— START RECORDS TO PROCESS —

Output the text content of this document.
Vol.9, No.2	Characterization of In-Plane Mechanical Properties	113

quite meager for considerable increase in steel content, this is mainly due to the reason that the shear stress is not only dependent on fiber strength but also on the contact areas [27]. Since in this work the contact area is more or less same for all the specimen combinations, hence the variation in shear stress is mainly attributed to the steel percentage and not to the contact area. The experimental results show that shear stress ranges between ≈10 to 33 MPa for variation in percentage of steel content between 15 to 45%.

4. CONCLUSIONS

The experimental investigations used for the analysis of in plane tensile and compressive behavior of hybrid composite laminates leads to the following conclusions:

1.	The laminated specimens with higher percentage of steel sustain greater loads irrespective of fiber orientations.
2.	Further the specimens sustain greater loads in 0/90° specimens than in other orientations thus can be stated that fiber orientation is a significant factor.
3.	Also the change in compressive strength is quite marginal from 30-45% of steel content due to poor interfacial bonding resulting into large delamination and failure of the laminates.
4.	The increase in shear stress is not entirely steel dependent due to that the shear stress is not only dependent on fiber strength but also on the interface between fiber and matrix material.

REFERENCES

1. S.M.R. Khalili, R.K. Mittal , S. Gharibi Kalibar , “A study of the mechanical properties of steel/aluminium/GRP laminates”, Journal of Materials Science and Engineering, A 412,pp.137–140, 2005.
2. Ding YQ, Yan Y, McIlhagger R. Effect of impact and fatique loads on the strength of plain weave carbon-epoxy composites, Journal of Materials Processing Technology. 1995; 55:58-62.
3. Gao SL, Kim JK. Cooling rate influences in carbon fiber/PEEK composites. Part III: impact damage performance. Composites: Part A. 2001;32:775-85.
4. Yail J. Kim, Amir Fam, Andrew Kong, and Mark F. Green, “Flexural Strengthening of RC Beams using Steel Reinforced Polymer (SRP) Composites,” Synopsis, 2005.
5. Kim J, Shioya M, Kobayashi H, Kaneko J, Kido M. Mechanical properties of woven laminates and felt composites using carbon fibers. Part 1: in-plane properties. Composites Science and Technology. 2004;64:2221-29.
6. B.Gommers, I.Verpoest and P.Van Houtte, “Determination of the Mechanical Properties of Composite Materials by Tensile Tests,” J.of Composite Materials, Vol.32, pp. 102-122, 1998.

— END RECORDS TO PROCESS —

Copy each line of the data above without altering a single character.

Output the text content of this document.
Vol.9, No.2	Characterization of In-Plane Mechanical Properties	113

quite meager for considerable increase in steel content, this is mainly due to the reason that the shear stress is not only dependent on fiber strength but also on the contact areas [27]. Since in this work the contact area is more or less same for all the specimen combinations, hence the variation in shear stress is mainly attributed to the steel percentage and not to the contact area. The experimental results show that shear stress ranges between ≈10 to 33 MPa for variation in percentage of steel content between 15 to 45%.

4. CONCLUSIONS

The experimental investigations used for the analysis of in plane tensile and compressive behavior of hybrid composite laminates leads to the following conclusions:

1.	The laminated specimens with higher percentage of steel sustain greater loads irrespective of fiber orientations.
2.	Further the specimens sustain greater loads in 0/90° specimens than in other orientations thus can be stated that fiber orientation is a significant factor.
3.	Also the change in compressive strength is quite marginal from 30-45% of steel content due to poor interfacial bonding resulting into large delamination and failure of the laminates.
4.	The increase in shear stress is not entirely steel dependent due to that the shear stress is not only dependent on fiber strength but also on the interface between fiber and matrix material.

REFERENCES

1. S.M.R. Khalili, R.K. Mittal , S. Gharibi Kalibar , “A study of the mechanical properties of steel/aluminium/GRP laminates”, Journal of Materials Science and Engineering, A 412,pp.137–140, 2005.
2. Ding YQ, Yan Y, McIlhagger R. Effect of impact and fatique loads on the strength of plain weave carbon-epoxy composites, Journal of Materials Processing Technology. 1995; 55:58-62.
3. Gao SL, Kim JK. Cooling rate influences in carbon fiber/PEEK composites. Part III: impact damage performance. Composites: Part A. 2001;32:775-85.
4. Yail J. Kim, Amir Fam, Andrew Kong, and Mark F. Green, “Flexural Strengthening of RC Beams using Steel Reinforced Polymer (SRP) Composites,” Synopsis, 2005.
5. Kim J, Shioya M, Kobayashi H, Kaneko J, Kido M. Mechanical properties of woven laminates and felt composites using carbon fibers. Part 1: in-plane properties. Composites Science and Technology. 2004;64:2221-29.
6. B.Gommers, I.Verpoest and P.Van Houtte, “Determination of the Mechanical Properties of Composite Materials by Tensile Tests,” J.of Composite Materials, Vol.32, pp. 102-122, 1998.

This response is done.